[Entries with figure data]
• • • • • • •
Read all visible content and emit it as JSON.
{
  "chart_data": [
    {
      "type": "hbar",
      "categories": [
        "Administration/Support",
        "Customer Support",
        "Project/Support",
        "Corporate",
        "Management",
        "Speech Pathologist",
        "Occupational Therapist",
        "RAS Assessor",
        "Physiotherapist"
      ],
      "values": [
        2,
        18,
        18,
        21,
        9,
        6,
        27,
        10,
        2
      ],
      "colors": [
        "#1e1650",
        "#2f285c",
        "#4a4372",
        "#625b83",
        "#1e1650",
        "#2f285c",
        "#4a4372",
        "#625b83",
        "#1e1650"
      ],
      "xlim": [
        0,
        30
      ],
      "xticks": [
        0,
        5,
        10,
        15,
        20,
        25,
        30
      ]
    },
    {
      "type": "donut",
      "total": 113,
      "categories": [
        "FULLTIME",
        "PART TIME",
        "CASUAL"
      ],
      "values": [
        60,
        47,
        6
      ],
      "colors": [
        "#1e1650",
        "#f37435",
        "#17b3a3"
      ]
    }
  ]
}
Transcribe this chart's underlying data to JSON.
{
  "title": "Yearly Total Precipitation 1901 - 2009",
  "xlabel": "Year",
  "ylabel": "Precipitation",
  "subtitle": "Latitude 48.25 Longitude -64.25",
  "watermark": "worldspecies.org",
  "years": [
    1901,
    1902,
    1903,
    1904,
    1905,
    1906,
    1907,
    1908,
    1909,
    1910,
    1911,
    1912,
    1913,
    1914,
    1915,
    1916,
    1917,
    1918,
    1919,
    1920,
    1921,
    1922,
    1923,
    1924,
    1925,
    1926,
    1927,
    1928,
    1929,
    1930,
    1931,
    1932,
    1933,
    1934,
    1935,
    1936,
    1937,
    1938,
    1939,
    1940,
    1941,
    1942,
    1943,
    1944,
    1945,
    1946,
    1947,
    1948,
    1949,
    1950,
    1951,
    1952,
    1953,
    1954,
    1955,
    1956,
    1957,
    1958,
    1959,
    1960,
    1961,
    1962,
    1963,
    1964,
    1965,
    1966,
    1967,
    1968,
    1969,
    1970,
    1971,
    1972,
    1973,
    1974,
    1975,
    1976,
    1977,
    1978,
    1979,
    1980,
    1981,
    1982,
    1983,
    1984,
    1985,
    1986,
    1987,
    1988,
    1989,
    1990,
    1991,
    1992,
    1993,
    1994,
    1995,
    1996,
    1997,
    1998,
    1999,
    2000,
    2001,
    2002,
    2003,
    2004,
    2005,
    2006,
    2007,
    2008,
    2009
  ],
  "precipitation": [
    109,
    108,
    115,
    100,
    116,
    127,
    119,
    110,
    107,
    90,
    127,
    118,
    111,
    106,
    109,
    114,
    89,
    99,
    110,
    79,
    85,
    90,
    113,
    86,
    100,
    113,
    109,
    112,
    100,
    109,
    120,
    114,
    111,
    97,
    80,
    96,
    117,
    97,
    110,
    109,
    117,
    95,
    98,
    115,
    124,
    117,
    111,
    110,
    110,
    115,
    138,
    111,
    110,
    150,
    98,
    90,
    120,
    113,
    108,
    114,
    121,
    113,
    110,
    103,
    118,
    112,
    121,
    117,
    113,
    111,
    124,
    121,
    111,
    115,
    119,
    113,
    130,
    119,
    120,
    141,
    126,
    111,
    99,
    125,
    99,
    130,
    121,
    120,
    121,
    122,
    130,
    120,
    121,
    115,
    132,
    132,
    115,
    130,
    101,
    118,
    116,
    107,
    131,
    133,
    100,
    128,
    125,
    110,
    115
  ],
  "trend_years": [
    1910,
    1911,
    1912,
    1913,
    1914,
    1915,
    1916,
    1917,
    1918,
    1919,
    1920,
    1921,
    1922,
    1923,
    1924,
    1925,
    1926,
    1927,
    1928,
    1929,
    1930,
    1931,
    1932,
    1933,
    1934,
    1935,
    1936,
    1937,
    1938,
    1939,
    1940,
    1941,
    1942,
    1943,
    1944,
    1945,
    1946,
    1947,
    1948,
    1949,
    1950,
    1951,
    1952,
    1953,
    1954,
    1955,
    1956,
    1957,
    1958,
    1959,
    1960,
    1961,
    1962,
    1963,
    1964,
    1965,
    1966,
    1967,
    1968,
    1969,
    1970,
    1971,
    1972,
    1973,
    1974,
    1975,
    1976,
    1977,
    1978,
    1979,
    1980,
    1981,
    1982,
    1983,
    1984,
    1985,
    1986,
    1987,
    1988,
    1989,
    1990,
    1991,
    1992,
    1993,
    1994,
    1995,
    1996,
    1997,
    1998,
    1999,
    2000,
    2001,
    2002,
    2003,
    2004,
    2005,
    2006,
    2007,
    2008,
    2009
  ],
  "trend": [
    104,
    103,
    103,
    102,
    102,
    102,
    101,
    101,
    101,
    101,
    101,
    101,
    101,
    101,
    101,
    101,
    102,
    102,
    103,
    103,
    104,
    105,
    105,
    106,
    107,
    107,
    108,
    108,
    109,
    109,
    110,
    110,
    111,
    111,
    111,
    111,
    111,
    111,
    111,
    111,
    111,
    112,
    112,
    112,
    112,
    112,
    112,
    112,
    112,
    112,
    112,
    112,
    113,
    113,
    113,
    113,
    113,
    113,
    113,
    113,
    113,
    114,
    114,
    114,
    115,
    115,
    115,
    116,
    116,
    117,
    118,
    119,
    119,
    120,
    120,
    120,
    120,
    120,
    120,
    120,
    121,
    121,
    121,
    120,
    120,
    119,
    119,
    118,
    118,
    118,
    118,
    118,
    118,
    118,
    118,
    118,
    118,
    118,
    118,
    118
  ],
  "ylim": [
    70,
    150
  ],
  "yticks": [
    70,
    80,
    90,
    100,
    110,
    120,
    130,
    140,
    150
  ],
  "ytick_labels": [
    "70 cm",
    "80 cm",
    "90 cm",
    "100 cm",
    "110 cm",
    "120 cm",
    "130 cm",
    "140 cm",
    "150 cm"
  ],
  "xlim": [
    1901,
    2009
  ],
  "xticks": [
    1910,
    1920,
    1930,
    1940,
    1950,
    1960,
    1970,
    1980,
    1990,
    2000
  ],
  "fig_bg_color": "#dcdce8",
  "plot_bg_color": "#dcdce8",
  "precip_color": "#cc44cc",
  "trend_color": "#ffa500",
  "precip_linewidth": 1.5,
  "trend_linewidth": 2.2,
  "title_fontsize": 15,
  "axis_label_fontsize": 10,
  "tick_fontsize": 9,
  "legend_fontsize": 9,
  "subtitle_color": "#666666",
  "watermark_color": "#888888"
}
• • • • • • •
> PROBLEM DETAILS: Retype every record above exactly as it appears.

> RESULT FOR THIS EXERCISE:
Read all visible content and emit it as JSON.
{
  "chart_data": [
    {
      "type": "hbar",
      "categories": [
        "Administration/Support",
        "Customer Support",
        "Project/Support",
        "Corporate",
        "Management",
        "Speech Pathologist",
        "Occupational Therapist",
        "RAS Assessor",
        "Physiotherapist"
      ],
      "values": [
        2,
        18,
        18,
        21,
        9,
        6,
        27,
        10,
        2
      ],
      "colors": [
        "#1e1650",
        "#2f285c",
        "#4a4372",
        "#625b83",
        "#1e1650",
        "#2f285c",
        "#4a4372",
        "#625b83",
        "#1e1650"
      ],
      "xlim": [
        0,
        30
      ],
      "xticks": [
        0,
        5,
        10,
        15,
        20,
        25,
        30
      ]
    },
    {
      "type": "donut",
      "total": 113,
      "categories": [
        "FULLTIME",
        "PART TIME",
        "CASUAL"
      ],
      "values": [
        60,
        47,
        6
      ],
      "colors": [
        "#1e1650",
        "#f37435",
        "#17b3a3"
      ]
    }
  ]
}
Transcribe this chart's underlying data to JSON.
{
  "title": "Yearly Total Precipitation 1901 - 2009",
  "xlabel": "Year",
  "ylabel": "Precipitation",
  "subtitle": "Latitude 48.25 Longitude -64.25",
  "watermark": "worldspecies.org",
  "years": [
    1901,
    1902,
    1903,
    1904,
    1905,
    1906,
    1907,
    1908,
    1909,
    1910,
    1911,
    1912,
    1913,
    1914,
    1915,
    1916,
    1917,
    1918,
    1919,
    1920,
    1921,
    1922,
    1923,
    1924,
    1925,
    1926,
    1927,
    1928,
    1929,
    1930,
    1931,
    1932,
    1933,
    1934,
    1935,
    1936,
    1937,
    1938,
    1939,
    1940,
    1941,
    1942,
    1943,
    1944,
    1945,
    1946,
    1947,
    1948,
    1949,
    1950,
    1951,
    1952,
    1953,
    1954,
    1955,
    1956,
    1957,
    1958,
    1959,
    1960,
    1961,
    1962,
    1963,
    1964,
    1965,
    1966,
    1967,
    1968,
    1969,
    1970,
    1971,
    1972,
    1973,
    1974,
    1975,
    1976,
    1977,
    1978,
    1979,
    1980,
    1981,
    1982,
    1983,
    1984,
    1985,
    1986,
    1987,
    1988,
    1989,
    1990,
    1991,
    1992,
    1993,
    1994,
    1995,
    1996,
    1997,
    1998,
    1999,
    2000,
    2001,
    2002,
    2003,
    2004,
    2005,
    2006,
    2007,
    2008,
    2009
  ],
  "precipitation": [
    109,
    108,
    115,
    100,
    116,
    127,
    119,
    110,
    107,
    90,
    127,
    118,
    111,
    106,
    109,
    114,
    89,
    99,
    110,
    79,
    85,
    90,
    113,
    86,
    100,
    113,
    109,
    112,
    100,
    109,
    120,
    114,
    111,
    97,
    80,
    96,
    117,
    97,
    110,
    109,
    117,
    95,
    98,
    115,
    124,
    117,
    111,
    110,
    110,
    115,
    138,
    111,
    110,
    150,
    98,
    90,
    120,
    113,
    108,
    114,
    121,
    113,
    110,
    103,
    118,
    112,
    121,
    117,
    113,
    111,
    124,
    121,
    111,
    115,
    119,
    113,
    130,
    119,
    120,
    141,
    126,
    111,
    99,
    125,
    99,
    130,
    121,
    120,
    121,
    122,
    130,
    120,
    121,
    115,
    132,
    132,
    115,
    130,
    101,
    118,
    116,
    107,
    131,
    133,
    100,
    128,
    125,
    110,
    115
  ],
  "trend_years": [
    1910,
    1911,
    1912,
    1913,
    1914,
    1915,
    1916,
    1917,
    1918,
    1919,
    1920,
    1921,
    1922,
    1923,
    1924,
    1925,
    1926,
    1927,
    1928,
    1929,
    1930,
    1931,
    1932,
    1933,
    1934,
    1935,
    1936,
    1937,
    1938,
    1939,
    1940,
    1941,
    1942,
    1943,
    1944,
    1945,
    1946,
    1947,
    1948,
    1949,
    1950,
    1951,
    1952,
    1953,
    1954,
    1955,
    1956,
    1957,
    1958,
    1959,
    1960,
    1961,
    1962,
    1963,
    1964,
    1965,
    1966,
    1967,
    1968,
    1969,
    1970,
    1971,
    1972,
    1973,
    1974,
    1975,
    1976,
    1977,
    1978,
    1979,
    1980,
    1981,
    1982,
    1983,
    1984,
    1985,
    1986,
    1987,
    1988,
    1989,
    1990,
    1991,
    1992,
    1993,
    1994,
    1995,
    1996,
    1997,
    1998,
    1999,
    2000,
    2001,
    2002,
    2003,
    2004,
    2005,
    2006,
    2007,
    2008,
    2009
  ],
  "trend": [
    104,
    103,
    103,
    102,
    102,
    102,
    101,
    101,
    101,
    101,
    101,
    101,
    101,
    101,
    101,
    101,
    102,
    102,
    103,
    103,
    104,
    105,
    105,
    106,
    107,
    107,
    108,
    108,
    109,
    109,
    110,
    110,
    111,
    111,
    111,
    111,
    111,
    111,
    111,
    111,
    111,
    112,
    112,
    112,
    112,
    112,
    112,
    112,
    112,
    112,
    112,
    112,
    113,
    113,
    113,
    113,
    113,
    113,
    113,
    113,
    113,
    114,
    114,
    114,
    115,
    115,
    115,
    116,
    116,
    117,
    118,
    119,
    119,
    120,
    120,
    120,
    120,
    120,
    120,
    120,
    121,
    121,
    121,
    120,
    120,
    119,
    119,
    118,
    118,
    118,
    118,
    118,
    118,
    118,
    118,
    118,
    118,
    118,
    118,
    118
  ],
  "ylim": [
    70,
    150
  ],
  "yticks": [
    70,
    80,
    90,
    100,
    110,
    120,
    130,
    140,
    150
  ],
  "ytick_labels": [
    "70 cm",
    "80 cm",
    "90 cm",
    "100 cm",
    "110 cm",
    "120 cm",
    "130 cm",
    "140 cm",
    "150 cm"
  ],
  "xlim": [
    1901,
    2009
  ],
  "xticks": [
    1910,
    1920,
    1930,
    1940,
    1950,
    1960,
    1970,
    1980,
    1990,
    2000
  ],
  "fig_bg_color": "#dcdce8",
  "plot_bg_color": "#dcdce8",
  "precip_color": "#cc44cc",
  "trend_color": "#ffa500",
  "precip_linewidth": 1.5,
  "trend_linewidth": 2.2,
  "title_fontsize": 15,
  "axis_label_fontsize": 10,
  "tick_fontsize": 9,
  "legend_fontsize": 9,
  "subtitle_color": "#666666",
  "watermark_color": "#888888"
}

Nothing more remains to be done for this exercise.